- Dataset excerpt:
-------------------------

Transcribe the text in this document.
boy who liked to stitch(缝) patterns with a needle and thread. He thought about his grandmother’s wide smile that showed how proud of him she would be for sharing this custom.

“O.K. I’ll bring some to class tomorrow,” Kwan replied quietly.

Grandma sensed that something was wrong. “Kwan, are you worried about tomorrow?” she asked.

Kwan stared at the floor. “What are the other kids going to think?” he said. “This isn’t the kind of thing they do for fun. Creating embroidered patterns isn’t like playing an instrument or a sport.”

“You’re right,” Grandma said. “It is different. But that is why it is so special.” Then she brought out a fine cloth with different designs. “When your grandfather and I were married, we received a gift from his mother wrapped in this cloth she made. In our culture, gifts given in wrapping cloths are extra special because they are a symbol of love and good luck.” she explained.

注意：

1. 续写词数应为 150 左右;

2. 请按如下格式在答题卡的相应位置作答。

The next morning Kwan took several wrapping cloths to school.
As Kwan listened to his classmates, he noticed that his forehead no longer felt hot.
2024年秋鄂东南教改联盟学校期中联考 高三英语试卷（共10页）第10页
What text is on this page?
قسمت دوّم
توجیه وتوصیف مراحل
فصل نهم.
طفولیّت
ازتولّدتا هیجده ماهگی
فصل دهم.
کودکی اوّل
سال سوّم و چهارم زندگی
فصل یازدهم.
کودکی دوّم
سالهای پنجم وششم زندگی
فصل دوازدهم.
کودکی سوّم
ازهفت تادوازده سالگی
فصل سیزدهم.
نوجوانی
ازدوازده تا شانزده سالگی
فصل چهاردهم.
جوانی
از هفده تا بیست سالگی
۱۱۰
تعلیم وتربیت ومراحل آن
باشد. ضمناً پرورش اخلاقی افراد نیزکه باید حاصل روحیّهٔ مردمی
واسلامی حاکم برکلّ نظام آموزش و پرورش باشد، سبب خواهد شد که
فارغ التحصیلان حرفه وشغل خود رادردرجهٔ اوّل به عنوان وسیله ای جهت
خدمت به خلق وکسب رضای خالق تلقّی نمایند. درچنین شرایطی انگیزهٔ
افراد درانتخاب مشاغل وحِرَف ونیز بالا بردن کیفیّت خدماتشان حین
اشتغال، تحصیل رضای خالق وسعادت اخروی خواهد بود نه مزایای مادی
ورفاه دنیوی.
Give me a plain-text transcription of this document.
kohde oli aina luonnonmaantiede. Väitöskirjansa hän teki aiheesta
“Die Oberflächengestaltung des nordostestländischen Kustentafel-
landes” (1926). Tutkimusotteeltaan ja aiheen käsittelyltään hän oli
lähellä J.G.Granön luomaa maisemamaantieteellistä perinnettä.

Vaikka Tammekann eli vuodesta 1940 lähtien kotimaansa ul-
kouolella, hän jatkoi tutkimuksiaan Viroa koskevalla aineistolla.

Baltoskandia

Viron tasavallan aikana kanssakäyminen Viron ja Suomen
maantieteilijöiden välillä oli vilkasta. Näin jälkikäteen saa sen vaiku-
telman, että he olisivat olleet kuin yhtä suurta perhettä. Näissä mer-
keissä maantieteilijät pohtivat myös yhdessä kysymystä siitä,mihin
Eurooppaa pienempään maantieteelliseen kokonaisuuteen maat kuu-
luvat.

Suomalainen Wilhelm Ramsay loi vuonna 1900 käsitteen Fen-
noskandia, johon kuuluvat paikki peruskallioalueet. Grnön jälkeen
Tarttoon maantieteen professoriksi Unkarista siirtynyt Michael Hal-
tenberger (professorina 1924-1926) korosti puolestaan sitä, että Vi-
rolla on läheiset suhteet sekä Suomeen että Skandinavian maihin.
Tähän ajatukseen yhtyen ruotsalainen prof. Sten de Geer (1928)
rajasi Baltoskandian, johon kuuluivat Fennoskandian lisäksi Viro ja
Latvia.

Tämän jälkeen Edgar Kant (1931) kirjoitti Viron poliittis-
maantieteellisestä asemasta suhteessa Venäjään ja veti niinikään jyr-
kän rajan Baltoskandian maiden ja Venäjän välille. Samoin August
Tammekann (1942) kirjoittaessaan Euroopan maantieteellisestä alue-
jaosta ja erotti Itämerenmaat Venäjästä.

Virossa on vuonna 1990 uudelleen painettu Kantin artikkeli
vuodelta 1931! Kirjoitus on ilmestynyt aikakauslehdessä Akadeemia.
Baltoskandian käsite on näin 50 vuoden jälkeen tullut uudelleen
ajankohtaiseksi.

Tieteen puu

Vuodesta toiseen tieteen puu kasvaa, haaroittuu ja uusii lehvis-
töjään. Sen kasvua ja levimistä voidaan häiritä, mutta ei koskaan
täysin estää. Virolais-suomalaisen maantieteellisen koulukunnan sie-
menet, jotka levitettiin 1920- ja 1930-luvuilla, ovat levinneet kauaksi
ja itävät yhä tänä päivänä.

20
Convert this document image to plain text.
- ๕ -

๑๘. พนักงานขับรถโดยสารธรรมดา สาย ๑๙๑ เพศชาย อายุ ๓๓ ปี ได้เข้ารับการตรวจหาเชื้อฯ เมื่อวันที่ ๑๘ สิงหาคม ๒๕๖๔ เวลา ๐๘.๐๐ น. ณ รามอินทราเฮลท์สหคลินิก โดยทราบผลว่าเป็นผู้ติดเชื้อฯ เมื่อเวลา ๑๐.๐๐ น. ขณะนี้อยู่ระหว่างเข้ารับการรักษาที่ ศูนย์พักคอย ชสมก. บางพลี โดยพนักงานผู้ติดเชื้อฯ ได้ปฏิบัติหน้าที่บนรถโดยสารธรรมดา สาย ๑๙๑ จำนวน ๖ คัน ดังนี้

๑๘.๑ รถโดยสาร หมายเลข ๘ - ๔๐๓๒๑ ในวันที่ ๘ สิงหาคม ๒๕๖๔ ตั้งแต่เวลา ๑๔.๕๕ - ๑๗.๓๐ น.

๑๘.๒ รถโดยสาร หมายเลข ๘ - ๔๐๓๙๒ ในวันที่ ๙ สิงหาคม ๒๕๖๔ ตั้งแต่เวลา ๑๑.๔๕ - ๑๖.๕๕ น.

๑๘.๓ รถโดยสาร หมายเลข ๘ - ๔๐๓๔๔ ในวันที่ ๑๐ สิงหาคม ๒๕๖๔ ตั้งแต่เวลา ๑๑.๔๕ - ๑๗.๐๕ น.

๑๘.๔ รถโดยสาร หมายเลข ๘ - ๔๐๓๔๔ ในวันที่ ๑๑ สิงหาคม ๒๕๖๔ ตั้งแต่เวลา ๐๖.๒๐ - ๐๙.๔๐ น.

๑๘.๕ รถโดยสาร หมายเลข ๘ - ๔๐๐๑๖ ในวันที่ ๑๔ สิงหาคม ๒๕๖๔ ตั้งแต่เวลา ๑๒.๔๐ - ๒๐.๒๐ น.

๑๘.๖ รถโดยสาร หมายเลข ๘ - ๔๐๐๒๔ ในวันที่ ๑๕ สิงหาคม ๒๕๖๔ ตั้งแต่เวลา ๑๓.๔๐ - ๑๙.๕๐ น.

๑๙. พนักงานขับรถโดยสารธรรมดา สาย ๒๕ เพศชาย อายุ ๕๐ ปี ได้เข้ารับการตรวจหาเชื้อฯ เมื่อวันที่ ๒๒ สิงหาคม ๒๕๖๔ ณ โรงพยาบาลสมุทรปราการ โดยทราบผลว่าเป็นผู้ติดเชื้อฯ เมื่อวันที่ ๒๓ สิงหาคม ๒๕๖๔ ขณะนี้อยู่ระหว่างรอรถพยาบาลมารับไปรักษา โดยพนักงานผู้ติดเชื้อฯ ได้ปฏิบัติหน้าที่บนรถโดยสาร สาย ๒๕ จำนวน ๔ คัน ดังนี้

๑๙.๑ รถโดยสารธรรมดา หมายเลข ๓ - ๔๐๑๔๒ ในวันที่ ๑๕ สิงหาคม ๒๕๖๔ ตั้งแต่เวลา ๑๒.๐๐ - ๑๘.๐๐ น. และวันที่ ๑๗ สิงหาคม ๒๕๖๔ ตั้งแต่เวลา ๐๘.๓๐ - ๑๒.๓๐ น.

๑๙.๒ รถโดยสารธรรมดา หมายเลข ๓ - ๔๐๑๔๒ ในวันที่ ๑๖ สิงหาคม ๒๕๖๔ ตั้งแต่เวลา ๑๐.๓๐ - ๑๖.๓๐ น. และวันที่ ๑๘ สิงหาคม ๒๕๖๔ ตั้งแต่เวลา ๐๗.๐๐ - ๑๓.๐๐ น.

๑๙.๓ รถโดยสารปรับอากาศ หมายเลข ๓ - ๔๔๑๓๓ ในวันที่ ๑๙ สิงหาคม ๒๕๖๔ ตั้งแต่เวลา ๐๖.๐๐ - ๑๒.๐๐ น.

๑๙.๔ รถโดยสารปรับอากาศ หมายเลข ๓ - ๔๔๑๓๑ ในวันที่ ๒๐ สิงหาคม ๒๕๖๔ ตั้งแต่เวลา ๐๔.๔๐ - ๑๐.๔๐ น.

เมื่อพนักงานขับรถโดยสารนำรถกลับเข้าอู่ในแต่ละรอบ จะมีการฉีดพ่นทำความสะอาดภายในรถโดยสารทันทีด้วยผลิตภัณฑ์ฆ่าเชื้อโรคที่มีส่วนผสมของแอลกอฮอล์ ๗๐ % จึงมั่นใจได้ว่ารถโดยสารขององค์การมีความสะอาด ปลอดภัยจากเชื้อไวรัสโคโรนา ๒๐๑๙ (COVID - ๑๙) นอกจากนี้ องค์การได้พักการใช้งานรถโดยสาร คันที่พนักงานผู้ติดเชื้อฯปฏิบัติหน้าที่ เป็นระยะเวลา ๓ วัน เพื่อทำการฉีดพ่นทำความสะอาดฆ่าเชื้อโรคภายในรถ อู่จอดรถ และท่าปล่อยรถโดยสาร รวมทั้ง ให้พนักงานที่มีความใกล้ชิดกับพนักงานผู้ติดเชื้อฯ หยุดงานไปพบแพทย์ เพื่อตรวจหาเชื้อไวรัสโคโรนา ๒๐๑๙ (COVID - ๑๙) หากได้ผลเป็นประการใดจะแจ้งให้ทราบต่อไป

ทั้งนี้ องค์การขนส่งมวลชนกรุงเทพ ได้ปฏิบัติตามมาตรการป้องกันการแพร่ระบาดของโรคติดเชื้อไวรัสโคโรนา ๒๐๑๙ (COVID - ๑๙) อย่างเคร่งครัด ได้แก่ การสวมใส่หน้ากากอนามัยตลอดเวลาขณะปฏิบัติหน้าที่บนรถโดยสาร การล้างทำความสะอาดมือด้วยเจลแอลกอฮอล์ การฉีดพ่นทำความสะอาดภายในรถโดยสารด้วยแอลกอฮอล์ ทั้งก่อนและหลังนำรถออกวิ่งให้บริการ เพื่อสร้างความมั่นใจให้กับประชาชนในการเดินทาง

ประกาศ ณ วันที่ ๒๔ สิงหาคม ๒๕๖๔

-------------------------

- Do this: Copy every line of the listing that contains the word "پرورش".

- Exercise response:
باشد. ضمناً پرورش اخلاقی افراد نیزکه باید حاصل روحیّهٔ مردمی
واسلامی حاکم برکلّ نظام آموزش و پرورش باشد، سبب خواهد شد که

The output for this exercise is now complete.